Set task:
Show each line of the data below that has the string "Facultad" in it.

(begin)

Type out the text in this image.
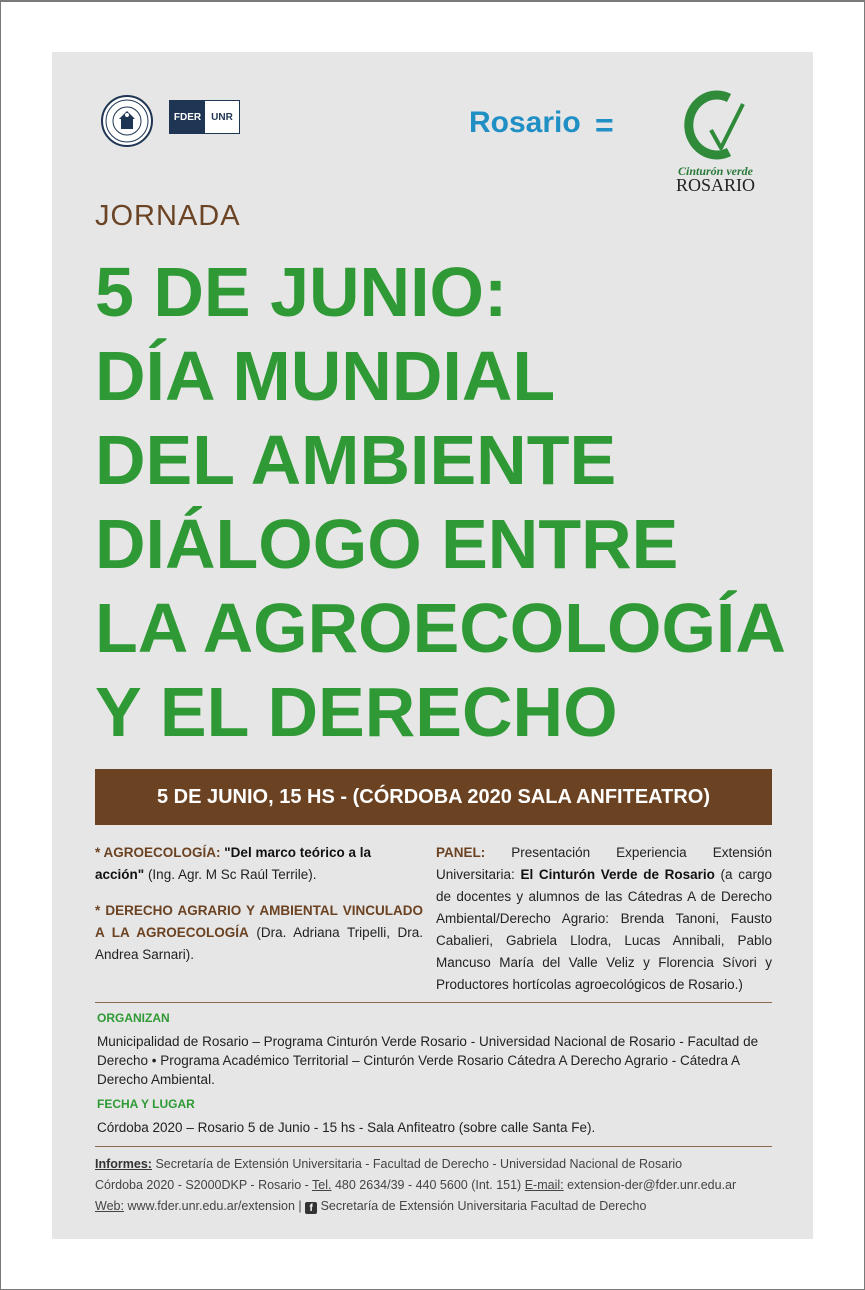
FDER	UNR	Rosario =
Cinturón verde
ROSARIO
JORNADA
5 DE JUNIO:
DÍA MUNDIAL
DEL AMBIENTE
DIÁLOGO ENTRE
LA AGROECOLOGÍA
Y EL DERECHO
5 DE JUNIO, 15 HS - (CÓRDOBA 2020 SALA ANFITEATRO)
* AGROECOLOGÍA: "Del marco teórico a la acción" (Ing. Agr. M Sc Raúl Terrile).
* DERECHO AGRARIO Y AMBIENTAL VINCULADO A LA AGROECOLOGÍA (Dra. Adriana Tripelli, Dra. Andrea Sarnari).
PANEL: Presentación Experiencia Extensión Universitaria: El Cinturón Verde de Rosario (a cargo de docentes y alumnos de las Cátedras A de Derecho Ambiental/Derecho Agrario: Brenda Tanoni, Fausto Cabalieri, Gabriela Llodra, Lucas Annibali, Pablo Mancuso María del Valle Veliz y Florencia Sívori y Productores hortícolas agroecológicos de Rosario.)
ORGANIZAN
Municipalidad de Rosario – Programa Cinturón Verde Rosario - Universidad Nacional de Rosario - Facultad de Derecho • Programa Académico Territorial – Cinturón Verde Rosario Cátedra A Derecho Agrario - Cátedra A Derecho Ambiental.
FECHA Y LUGAR
Córdoba 2020 – Rosario 5 de Junio - 15 hs - Sala Anfiteatro (sobre calle Santa Fe).
Informes: Secretaría de Extensión Universitaria - Facultad de Derecho - Universidad Nacional de Rosario
Córdoba 2020 - S2000DKP - Rosario - Tel. 480 2634/39 - 440 5600 (Int. 151) E-mail: extension-der@fder.unr.edu.ar
Web: www.fder.unr.edu.ar/extension | f Secretaría de Extensión Universitaria Facultad de Derecho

(end)

Written solution:
Municipalidad de Rosario – Programa Cinturón Verde Rosario - Universidad Nacional de Rosario - Facultad de Derecho • Programa Académico Territorial – Cinturón Verde Rosario Cátedra A Derecho Agrario - Cátedra A Derecho Ambiental.
Informes: Secretaría de Extensión Universitaria - Facultad de Derecho - Universidad Nacional de Rosario
Web: www.fder.unr.edu.ar/extension | f Secretaría de Extensión Universitaria Facultad de Derecho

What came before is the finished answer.